• THE EXERCISE: Below is a block of data; give all of it again word for word.

• DATA TO USE:
## Start

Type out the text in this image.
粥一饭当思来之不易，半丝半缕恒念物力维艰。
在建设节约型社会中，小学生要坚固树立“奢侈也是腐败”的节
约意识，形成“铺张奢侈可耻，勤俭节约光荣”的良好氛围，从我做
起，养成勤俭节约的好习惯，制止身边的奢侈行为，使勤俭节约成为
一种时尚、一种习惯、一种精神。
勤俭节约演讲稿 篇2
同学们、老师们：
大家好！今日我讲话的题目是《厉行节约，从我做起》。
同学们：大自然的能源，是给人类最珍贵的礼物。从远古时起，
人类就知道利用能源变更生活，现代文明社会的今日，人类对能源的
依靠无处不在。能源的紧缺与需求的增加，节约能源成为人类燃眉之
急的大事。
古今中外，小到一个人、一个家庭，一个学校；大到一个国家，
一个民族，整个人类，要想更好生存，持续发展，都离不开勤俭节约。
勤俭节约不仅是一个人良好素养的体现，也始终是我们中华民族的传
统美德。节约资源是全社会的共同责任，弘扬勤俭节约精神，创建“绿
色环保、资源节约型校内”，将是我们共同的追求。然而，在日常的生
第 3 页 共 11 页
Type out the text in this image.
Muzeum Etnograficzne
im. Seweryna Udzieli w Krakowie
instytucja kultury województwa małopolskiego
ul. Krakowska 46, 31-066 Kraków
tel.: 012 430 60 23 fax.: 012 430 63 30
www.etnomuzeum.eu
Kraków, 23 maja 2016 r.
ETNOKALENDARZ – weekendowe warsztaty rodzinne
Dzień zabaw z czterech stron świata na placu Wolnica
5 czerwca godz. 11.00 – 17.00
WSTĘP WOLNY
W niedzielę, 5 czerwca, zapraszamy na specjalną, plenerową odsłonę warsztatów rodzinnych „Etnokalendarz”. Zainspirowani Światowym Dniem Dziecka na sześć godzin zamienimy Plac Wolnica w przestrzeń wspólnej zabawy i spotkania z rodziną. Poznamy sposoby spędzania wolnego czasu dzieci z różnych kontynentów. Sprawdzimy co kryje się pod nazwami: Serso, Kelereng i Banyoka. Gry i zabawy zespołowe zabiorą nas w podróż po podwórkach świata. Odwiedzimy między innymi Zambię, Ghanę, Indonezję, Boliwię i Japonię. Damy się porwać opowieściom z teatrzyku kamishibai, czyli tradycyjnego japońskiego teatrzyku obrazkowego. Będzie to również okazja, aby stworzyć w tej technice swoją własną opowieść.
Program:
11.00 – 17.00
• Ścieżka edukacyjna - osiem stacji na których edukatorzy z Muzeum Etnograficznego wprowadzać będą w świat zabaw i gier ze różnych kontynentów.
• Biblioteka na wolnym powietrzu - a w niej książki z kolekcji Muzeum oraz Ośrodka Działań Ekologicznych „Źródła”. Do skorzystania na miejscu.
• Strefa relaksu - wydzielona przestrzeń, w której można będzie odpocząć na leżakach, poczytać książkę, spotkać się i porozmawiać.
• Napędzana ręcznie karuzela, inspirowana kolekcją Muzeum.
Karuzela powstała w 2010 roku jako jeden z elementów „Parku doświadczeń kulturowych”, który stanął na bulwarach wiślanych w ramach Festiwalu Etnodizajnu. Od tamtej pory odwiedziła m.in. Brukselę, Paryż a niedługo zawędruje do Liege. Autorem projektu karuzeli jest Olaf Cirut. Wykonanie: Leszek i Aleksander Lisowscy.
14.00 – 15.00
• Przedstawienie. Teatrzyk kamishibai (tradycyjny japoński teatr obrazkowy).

## End

• FINISHED EXERCISE:
Type out the text in this image.
粥一饭当思来之不易，半丝半缕恒念物力维艰。
在建设节约型社会中，小学生要坚固树立“奢侈也是腐败”的节
约意识，形成“铺张奢侈可耻，勤俭节约光荣”的良好氛围，从我做
起，养成勤俭节约的好习惯，制止身边的奢侈行为，使勤俭节约成为
一种时尚、一种习惯、一种精神。
勤俭节约演讲稿 篇2
同学们、老师们：
大家好！今日我讲话的题目是《厉行节约，从我做起》。
同学们：大自然的能源，是给人类最珍贵的礼物。从远古时起，
人类就知道利用能源变更生活，现代文明社会的今日，人类对能源的
依靠无处不在。能源的紧缺与需求的增加，节约能源成为人类燃眉之
急的大事。
古今中外，小到一个人、一个家庭，一个学校；大到一个国家，
一个民族，整个人类，要想更好生存，持续发展，都离不开勤俭节约。
勤俭节约不仅是一个人良好素养的体现，也始终是我们中华民族的传
统美德。节约资源是全社会的共同责任，弘扬勤俭节约精神，创建“绿
色环保、资源节约型校内”，将是我们共同的追求。然而，在日常的生
第 3 页 共 11 页
Type out the text in this image.
Muzeum Etnograficzne
im. Seweryna Udzieli w Krakowie
instytucja kultury województwa małopolskiego
ul. Krakowska 46, 31-066 Kraków
tel.: 012 430 60 23 fax.: 012 430 63 30
www.etnomuzeum.eu
Kraków, 23 maja 2016 r.
ETNOKALENDARZ – weekendowe warsztaty rodzinne
Dzień zabaw z czterech stron świata na placu Wolnica
5 czerwca godz. 11.00 – 17.00
WSTĘP WOLNY
W niedzielę, 5 czerwca, zapraszamy na specjalną, plenerową odsłonę warsztatów rodzinnych „Etnokalendarz”. Zainspirowani Światowym Dniem Dziecka na sześć godzin zamienimy Plac Wolnica w przestrzeń wspólnej zabawy i spotkania z rodziną. Poznamy sposoby spędzania wolnego czasu dzieci z różnych kontynentów. Sprawdzimy co kryje się pod nazwami: Serso, Kelereng i Banyoka. Gry i zabawy zespołowe zabiorą nas w podróż po podwórkach świata. Odwiedzimy między innymi Zambię, Ghanę, Indonezję, Boliwię i Japonię. Damy się porwać opowieściom z teatrzyku kamishibai, czyli tradycyjnego japońskiego teatrzyku obrazkowego. Będzie to również okazja, aby stworzyć w tej technice swoją własną opowieść.
Program:
11.00 – 17.00
• Ścieżka edukacyjna - osiem stacji na których edukatorzy z Muzeum Etnograficznego wprowadzać będą w świat zabaw i gier ze różnych kontynentów.
• Biblioteka na wolnym powietrzu - a w niej książki z kolekcji Muzeum oraz Ośrodka Działań Ekologicznych „Źródła”. Do skorzystania na miejscu.
• Strefa relaksu - wydzielona przestrzeń, w której można będzie odpocząć na leżakach, poczytać książkę, spotkać się i porozmawiać.
• Napędzana ręcznie karuzela, inspirowana kolekcją Muzeum.
Karuzela powstała w 2010 roku jako jeden z elementów „Parku doświadczeń kulturowych”, który stanął na bulwarach wiślanych w ramach Festiwalu Etnodizajnu. Od tamtej pory odwiedziła m.in. Brukselę, Paryż a niedługo zawędruje do Liege. Autorem projektu karuzeli jest Olaf Cirut. Wykonanie: Leszek i Aleksander Lisowscy.
14.00 – 15.00
• Przedstawienie. Teatrzyk kamishibai (tradycyjny japoński teatr obrazkowy).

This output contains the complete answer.